• _TASK REQUIREMENTS_:
Copy each line with the word "landpostbudene" in it.

(Data items)
_____

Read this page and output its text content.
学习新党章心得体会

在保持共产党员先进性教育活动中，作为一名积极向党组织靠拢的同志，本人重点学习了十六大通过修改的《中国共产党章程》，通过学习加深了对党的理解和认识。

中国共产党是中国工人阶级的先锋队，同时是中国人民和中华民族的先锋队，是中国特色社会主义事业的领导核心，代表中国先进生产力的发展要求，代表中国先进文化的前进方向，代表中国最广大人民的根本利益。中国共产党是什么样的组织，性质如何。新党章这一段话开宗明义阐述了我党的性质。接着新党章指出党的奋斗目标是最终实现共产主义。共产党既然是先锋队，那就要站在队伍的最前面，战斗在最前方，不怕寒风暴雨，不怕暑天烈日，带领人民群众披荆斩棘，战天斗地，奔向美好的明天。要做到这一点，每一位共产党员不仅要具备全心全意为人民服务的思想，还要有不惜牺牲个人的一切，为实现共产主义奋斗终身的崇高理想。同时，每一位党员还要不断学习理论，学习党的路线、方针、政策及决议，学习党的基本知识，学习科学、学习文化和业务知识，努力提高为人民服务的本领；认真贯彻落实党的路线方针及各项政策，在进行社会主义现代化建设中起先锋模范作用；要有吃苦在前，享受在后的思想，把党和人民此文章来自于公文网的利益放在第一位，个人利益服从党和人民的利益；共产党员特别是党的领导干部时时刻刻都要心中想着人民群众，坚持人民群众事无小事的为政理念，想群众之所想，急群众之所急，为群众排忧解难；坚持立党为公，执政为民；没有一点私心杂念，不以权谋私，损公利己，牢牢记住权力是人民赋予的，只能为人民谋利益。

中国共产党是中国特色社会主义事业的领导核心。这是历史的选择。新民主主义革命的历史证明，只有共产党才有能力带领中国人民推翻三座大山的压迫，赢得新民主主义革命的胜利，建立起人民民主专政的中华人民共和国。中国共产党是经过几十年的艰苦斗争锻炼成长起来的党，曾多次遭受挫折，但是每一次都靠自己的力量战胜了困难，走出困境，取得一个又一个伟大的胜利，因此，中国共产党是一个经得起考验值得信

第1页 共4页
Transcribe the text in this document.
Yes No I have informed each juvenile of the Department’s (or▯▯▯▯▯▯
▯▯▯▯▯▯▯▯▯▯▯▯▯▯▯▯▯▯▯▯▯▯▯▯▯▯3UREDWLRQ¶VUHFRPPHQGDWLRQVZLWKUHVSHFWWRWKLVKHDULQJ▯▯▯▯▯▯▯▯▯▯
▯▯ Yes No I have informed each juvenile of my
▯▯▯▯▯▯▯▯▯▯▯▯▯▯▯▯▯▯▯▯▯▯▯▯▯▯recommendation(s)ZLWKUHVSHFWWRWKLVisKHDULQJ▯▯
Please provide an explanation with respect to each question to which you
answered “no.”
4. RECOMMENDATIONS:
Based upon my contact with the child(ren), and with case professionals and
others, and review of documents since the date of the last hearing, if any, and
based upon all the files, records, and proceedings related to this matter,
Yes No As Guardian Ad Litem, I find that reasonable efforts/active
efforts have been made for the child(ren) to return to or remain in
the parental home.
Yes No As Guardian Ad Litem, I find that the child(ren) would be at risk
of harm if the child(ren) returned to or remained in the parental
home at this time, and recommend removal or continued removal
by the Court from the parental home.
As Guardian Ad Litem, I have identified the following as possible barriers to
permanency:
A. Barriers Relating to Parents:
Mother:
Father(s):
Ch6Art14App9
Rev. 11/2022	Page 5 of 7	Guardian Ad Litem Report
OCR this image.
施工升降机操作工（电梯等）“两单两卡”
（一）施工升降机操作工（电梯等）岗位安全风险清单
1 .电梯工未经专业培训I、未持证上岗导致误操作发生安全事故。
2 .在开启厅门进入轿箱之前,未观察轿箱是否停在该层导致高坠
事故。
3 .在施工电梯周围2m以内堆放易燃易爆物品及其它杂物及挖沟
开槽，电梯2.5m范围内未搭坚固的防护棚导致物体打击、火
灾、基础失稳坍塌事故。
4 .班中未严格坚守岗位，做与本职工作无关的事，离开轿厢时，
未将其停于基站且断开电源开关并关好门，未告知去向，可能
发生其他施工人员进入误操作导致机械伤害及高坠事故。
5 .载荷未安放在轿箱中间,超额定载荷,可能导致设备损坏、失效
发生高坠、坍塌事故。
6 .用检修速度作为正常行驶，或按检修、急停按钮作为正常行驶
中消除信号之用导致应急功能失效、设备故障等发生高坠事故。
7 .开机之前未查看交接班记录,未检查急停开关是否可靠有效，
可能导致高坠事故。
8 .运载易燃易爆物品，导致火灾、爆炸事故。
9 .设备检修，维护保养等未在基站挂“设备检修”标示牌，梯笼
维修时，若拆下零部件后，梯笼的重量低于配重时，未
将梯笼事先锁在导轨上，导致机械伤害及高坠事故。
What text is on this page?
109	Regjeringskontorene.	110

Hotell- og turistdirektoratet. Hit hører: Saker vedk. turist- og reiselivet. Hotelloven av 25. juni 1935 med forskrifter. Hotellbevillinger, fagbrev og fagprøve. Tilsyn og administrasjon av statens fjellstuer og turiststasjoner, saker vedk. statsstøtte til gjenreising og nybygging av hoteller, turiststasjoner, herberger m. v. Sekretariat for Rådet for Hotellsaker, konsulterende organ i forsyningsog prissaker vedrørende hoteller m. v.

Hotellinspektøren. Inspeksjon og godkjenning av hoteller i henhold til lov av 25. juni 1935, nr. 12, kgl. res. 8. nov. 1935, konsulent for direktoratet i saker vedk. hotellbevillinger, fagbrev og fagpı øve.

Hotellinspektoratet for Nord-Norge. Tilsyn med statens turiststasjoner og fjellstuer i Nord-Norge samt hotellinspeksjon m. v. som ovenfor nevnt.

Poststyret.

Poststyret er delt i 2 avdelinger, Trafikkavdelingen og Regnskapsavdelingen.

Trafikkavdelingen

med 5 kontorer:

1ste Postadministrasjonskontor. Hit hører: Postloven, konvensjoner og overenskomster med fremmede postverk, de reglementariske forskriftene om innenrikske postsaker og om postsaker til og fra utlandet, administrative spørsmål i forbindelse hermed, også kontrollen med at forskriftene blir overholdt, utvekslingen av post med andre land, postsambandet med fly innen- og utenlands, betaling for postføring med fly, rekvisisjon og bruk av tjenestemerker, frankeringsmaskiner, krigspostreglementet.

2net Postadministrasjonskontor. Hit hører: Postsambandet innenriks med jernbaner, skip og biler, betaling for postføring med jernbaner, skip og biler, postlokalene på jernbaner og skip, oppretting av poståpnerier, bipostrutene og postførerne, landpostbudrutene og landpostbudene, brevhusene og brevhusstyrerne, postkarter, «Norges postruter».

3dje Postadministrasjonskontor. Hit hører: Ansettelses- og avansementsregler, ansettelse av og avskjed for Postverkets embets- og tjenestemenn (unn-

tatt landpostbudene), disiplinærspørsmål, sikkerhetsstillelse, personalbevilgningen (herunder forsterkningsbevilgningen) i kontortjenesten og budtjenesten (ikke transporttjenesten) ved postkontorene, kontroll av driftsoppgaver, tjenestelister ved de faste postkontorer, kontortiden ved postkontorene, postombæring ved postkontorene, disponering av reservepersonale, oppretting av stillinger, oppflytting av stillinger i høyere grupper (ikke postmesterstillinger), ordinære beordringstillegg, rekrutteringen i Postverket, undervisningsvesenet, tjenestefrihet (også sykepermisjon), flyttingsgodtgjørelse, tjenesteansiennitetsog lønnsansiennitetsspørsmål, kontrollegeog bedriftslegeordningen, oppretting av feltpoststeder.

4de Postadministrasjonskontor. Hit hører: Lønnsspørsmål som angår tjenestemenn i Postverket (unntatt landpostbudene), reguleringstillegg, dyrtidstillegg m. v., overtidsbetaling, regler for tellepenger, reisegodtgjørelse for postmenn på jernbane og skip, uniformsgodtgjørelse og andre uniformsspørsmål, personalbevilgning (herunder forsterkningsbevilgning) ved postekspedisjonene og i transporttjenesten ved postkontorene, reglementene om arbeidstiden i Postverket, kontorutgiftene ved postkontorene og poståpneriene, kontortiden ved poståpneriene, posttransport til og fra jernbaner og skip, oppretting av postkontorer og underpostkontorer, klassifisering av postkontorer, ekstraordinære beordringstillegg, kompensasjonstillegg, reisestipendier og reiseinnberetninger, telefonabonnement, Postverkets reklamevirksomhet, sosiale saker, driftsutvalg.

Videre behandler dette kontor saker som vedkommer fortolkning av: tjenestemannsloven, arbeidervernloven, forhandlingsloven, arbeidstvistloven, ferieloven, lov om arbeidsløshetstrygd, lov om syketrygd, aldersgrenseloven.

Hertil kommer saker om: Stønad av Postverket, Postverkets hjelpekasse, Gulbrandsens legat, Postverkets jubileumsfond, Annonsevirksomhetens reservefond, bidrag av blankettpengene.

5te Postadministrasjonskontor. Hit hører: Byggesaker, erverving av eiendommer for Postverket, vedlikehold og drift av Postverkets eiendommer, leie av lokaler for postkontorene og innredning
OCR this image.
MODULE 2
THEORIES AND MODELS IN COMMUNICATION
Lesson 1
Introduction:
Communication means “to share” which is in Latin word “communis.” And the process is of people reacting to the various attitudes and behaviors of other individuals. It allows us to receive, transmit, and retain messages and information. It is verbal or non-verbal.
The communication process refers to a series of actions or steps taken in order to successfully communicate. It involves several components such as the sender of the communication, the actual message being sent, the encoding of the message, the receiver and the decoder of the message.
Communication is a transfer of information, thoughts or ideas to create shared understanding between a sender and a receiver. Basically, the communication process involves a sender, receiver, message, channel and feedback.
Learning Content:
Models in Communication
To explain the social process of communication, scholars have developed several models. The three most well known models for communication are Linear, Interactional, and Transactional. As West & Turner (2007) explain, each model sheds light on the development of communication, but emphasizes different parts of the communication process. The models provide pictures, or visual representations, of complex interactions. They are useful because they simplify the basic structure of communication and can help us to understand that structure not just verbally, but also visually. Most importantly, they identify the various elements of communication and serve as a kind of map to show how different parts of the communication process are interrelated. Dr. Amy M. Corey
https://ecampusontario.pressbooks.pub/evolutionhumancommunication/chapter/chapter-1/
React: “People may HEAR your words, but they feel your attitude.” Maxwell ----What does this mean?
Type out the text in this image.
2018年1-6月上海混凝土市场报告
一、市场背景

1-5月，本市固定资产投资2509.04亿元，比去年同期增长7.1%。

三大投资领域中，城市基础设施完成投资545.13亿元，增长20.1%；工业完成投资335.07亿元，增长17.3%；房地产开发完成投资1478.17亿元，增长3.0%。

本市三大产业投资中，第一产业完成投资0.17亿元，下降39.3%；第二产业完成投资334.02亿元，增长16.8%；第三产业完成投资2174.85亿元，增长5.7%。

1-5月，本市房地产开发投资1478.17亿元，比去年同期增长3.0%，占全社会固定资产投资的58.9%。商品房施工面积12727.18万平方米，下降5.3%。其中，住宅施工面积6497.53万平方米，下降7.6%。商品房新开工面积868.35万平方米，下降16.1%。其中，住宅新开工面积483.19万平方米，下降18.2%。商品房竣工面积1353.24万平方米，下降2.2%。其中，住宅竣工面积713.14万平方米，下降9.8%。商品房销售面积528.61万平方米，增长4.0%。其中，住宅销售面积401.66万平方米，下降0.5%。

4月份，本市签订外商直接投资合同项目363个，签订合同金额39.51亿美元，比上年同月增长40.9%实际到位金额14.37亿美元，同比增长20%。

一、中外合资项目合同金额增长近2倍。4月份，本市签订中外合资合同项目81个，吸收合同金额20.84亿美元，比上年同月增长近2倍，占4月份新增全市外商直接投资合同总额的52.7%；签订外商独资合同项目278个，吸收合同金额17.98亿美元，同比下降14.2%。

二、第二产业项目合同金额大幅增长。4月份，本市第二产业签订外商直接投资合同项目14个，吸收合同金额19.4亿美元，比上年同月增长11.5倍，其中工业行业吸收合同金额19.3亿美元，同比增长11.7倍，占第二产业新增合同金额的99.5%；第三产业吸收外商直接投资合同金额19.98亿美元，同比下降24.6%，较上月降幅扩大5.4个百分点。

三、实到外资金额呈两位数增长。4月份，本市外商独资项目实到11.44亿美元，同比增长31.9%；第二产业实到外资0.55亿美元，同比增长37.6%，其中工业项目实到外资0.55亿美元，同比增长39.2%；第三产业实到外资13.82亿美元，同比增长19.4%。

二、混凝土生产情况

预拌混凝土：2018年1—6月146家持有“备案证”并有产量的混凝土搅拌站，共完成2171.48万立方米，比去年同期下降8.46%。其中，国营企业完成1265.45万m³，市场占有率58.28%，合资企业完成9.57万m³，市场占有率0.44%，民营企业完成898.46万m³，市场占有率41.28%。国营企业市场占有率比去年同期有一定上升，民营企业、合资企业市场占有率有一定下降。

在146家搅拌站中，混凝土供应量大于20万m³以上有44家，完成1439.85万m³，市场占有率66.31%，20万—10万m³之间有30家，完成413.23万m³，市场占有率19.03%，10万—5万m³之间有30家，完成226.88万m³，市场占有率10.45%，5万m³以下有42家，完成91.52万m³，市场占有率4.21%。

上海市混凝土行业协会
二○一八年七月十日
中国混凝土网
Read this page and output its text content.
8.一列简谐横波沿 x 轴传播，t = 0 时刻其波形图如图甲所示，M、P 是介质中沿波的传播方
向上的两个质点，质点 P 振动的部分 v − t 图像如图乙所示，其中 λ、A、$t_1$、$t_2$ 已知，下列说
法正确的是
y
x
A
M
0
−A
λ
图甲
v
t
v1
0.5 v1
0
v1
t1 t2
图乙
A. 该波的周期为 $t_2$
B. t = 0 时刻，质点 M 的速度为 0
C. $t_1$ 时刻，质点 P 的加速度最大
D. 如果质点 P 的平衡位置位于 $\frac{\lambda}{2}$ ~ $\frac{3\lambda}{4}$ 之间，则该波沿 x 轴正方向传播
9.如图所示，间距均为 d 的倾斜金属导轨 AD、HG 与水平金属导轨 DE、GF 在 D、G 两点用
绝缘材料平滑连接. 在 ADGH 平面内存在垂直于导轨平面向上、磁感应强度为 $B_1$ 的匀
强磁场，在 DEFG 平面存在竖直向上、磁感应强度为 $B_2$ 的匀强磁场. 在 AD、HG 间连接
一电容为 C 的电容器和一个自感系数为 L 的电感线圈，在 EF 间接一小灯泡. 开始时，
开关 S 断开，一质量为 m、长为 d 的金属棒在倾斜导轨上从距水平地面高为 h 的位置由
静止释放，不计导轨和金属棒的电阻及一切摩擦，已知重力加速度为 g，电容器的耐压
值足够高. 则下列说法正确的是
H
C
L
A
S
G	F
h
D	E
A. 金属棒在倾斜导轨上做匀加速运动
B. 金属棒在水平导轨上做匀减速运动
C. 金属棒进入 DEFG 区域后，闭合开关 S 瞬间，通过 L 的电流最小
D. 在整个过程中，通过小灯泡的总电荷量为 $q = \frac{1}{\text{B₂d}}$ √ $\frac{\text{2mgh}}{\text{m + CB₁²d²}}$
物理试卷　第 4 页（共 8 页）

_____

• _ANSWER TO THE EXERCISE_:
2net Postadministrasjonskontor. Hit hører: Postsambandet innenriks med jernbaner, skip og biler, betaling for postføring med jernbaner, skip og biler, postlokalene på jernbaner og skip, oppretting av poståpnerier, bipostrutene og postførerne, landpostbudrutene og landpostbudene, brevhusene og brevhusstyrerne, postkarter, «Norges postruter».
tatt landpostbudene), disiplinærspørsmål, sikkerhetsstillelse, personalbevilgningen (herunder forsterkningsbevilgningen) i kontortjenesten og budtjenesten (ikke transporttjenesten) ved postkontorene, kontroll av driftsoppgaver, tjenestelister ved de faste postkontorer, kontortiden ved postkontorene, postombæring ved postkontorene, disponering av reservepersonale, oppretting av stillinger, oppflytting av stillinger i høyere grupper (ikke postmesterstillinger), ordinære beordringstillegg, rekrutteringen i Postverket, undervisningsvesenet, tjenestefrihet (også sykepermisjon), flyttingsgodtgjørelse, tjenesteansiennitetsog lønnsansiennitetsspørsmål, kontrollegeog bedriftslegeordningen, oppretting av feltpoststeder.
4de Postadministrasjonskontor. Hit hører: Lønnsspørsmål som angår tjenestemenn i Postverket (unntatt landpostbudene), reguleringstillegg, dyrtidstillegg m. v., overtidsbetaling, regler for tellepenger, reisegodtgjørelse for postmenn på jernbane og skip, uniformsgodtgjørelse og andre uniformsspørsmål, personalbevilgning (herunder forsterkningsbevilgning) ved postekspedisjonene og i transporttjenesten ved postkontorene, reglementene om arbeidstiden i Postverket, kontorutgiftene ved postkontorene og poståpneriene, kontortiden ved poståpneriene, posttransport til og fra jernbaner og skip, oppretting av postkontorer og underpostkontorer, klassifisering av postkontorer, ekstraordinære beordringstillegg, kompensasjonstillegg, reisestipendier og reiseinnberetninger, telefonabonnement, Postverkets reklamevirksomhet, sosiale saker, driftsutvalg.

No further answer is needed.